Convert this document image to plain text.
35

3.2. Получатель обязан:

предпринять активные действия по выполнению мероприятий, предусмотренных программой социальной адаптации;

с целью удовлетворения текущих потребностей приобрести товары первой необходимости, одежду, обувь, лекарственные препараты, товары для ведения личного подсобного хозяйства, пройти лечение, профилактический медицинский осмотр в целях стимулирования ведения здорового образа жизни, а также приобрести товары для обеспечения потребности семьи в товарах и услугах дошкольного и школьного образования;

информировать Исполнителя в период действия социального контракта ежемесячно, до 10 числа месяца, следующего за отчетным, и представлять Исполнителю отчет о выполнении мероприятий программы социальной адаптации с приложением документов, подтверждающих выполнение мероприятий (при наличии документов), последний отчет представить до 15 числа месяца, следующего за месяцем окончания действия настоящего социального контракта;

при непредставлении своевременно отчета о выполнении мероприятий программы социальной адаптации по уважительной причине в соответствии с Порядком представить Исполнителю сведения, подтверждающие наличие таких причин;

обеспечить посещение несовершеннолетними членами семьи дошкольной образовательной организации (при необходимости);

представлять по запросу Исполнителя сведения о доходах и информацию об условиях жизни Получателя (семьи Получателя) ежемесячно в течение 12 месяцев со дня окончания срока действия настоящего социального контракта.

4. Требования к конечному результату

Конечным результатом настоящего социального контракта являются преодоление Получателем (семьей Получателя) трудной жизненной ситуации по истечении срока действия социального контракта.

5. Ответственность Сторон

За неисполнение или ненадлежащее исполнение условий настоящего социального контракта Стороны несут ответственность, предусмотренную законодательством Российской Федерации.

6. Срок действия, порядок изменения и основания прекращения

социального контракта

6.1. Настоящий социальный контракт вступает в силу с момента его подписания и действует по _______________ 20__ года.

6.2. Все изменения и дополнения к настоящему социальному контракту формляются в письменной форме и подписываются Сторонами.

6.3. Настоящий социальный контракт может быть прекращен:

........

Output the listing above word for word.

▶ [Worked answer]
Convert this document image to plain text.
35

3.2. Получатель обязан:

предпринять активные действия по выполнению мероприятий, предусмотренных программой социальной адаптации;

с целью удовлетворения текущих потребностей приобрести товары первой необходимости, одежду, обувь, лекарственные препараты, товары для ведения личного подсобного хозяйства, пройти лечение, профилактический медицинский осмотр в целях стимулирования ведения здорового образа жизни, а также приобрести товары для обеспечения потребности семьи в товарах и услугах дошкольного и школьного образования;

информировать Исполнителя в период действия социального контракта ежемесячно, до 10 числа месяца, следующего за отчетным, и представлять Исполнителю отчет о выполнении мероприятий программы социальной адаптации с приложением документов, подтверждающих выполнение мероприятий (при наличии документов), последний отчет представить до 15 числа месяца, следующего за месяцем окончания действия настоящего социального контракта;

при непредставлении своевременно отчета о выполнении мероприятий программы социальной адаптации по уважительной причине в соответствии с Порядком представить Исполнителю сведения, подтверждающие наличие таких причин;

обеспечить посещение несовершеннолетними членами семьи дошкольной образовательной организации (при необходимости);

представлять по запросу Исполнителя сведения о доходах и информацию об условиях жизни Получателя (семьи Получателя) ежемесячно в течение 12 месяцев со дня окончания срока действия настоящего социального контракта.

4. Требования к конечному результату

Конечным результатом настоящего социального контракта являются преодоление Получателем (семьей Получателя) трудной жизненной ситуации по истечении срока действия социального контракта.

5. Ответственность Сторон

За неисполнение или ненадлежащее исполнение условий настоящего социального контракта Стороны несут ответственность, предусмотренную законодательством Российской Федерации.

6. Срок действия, порядок изменения и основания прекращения

социального контракта

6.1. Настоящий социальный контракт вступает в силу с момента его подписания и действует по _______________ 20__ года.

6.2. Все изменения и дополнения к настоящему социальному контракту формляются в письменной форме и подписываются Сторонами.

6.3. Настоящий социальный контракт может быть прекращен:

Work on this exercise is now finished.